> Spatial layout entries
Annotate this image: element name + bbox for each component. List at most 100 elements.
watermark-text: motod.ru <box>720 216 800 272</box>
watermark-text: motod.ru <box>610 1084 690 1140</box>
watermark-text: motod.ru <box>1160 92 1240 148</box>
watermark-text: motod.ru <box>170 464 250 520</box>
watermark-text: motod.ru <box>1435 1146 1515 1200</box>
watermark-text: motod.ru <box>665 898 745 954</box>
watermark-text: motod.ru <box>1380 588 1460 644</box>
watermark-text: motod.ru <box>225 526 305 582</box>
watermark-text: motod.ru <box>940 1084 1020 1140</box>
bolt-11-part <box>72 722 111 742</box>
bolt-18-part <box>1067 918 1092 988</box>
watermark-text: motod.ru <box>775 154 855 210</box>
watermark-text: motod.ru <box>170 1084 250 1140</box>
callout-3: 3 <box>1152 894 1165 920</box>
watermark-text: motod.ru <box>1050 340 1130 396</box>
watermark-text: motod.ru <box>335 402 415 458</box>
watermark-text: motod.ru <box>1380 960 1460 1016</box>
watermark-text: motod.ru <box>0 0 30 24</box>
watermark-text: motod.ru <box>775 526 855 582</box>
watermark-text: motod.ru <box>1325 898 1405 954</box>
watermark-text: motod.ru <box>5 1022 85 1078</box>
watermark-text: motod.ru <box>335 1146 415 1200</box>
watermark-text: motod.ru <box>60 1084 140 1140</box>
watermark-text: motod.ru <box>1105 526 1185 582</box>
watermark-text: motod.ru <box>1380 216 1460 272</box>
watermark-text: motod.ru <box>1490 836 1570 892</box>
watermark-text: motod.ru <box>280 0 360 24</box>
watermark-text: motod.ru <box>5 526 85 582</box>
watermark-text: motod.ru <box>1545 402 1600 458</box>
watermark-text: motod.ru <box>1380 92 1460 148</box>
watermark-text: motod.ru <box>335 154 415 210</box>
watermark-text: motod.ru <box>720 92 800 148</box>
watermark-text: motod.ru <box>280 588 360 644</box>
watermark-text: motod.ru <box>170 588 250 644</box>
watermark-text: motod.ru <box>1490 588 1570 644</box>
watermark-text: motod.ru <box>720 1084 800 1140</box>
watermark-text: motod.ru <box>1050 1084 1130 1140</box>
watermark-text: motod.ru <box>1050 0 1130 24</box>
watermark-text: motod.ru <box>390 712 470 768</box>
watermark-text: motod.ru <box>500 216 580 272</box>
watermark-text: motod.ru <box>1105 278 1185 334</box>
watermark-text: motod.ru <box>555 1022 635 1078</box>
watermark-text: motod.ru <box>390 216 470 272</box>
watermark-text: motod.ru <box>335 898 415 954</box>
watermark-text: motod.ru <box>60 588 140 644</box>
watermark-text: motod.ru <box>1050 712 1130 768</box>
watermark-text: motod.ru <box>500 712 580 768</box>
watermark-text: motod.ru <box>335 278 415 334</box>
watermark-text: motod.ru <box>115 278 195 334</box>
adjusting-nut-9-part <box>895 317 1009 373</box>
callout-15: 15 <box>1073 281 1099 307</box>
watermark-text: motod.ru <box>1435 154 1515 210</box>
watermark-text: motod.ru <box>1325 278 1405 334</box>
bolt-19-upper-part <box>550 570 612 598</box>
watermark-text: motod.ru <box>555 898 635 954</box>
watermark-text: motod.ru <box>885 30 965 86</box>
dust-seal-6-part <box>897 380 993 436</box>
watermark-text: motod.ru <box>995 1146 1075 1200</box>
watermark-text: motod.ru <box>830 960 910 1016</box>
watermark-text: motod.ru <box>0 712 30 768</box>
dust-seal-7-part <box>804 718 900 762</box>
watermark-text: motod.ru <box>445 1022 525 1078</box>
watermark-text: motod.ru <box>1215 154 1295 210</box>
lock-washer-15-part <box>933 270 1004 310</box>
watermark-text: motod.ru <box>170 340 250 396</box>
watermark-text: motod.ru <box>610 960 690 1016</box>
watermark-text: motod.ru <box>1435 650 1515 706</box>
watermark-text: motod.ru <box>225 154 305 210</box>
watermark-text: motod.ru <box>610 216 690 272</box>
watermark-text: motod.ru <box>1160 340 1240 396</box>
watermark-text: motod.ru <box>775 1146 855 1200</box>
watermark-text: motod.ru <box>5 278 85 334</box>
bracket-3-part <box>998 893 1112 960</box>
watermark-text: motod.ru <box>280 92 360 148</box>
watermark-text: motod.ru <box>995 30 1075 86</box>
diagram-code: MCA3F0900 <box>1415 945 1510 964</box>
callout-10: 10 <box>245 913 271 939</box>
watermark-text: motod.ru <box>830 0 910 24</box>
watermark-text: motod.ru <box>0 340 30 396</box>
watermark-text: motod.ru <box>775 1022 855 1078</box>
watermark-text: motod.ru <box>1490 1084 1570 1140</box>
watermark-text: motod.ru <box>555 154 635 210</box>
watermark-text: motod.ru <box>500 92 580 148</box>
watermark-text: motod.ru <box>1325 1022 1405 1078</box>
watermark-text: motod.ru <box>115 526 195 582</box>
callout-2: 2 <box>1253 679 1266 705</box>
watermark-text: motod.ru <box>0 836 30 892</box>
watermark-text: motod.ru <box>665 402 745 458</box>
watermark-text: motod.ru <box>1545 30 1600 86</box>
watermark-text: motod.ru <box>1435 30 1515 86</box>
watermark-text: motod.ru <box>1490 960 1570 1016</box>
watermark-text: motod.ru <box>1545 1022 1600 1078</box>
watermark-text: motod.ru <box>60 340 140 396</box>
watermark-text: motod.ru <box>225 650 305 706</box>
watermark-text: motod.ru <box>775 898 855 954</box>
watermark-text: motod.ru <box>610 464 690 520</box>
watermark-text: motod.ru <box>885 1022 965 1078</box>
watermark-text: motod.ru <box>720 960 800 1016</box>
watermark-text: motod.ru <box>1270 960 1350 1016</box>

> Given exercise
Starting at the first line of the material and ending at the line containing "watermark-text: motod.ru <box>1050 340", rewrite those lines with "watermark-text" replaced by "overlay-text" and nothing else changed.

> Full solution
Annotate this image: element name + bbox for each component. List at most 100 elements.
overlay-text: motod.ru <box>720 216 800 272</box>
overlay-text: motod.ru <box>610 1084 690 1140</box>
overlay-text: motod.ru <box>1160 92 1240 148</box>
overlay-text: motod.ru <box>170 464 250 520</box>
overlay-text: motod.ru <box>1435 1146 1515 1200</box>
overlay-text: motod.ru <box>665 898 745 954</box>
overlay-text: motod.ru <box>1380 588 1460 644</box>
overlay-text: motod.ru <box>225 526 305 582</box>
overlay-text: motod.ru <box>940 1084 1020 1140</box>
bolt-11-part <box>72 722 111 742</box>
bolt-18-part <box>1067 918 1092 988</box>
overlay-text: motod.ru <box>775 154 855 210</box>
overlay-text: motod.ru <box>170 1084 250 1140</box>
callout-3: 3 <box>1152 894 1165 920</box>
overlay-text: motod.ru <box>1050 340 1130 396</box>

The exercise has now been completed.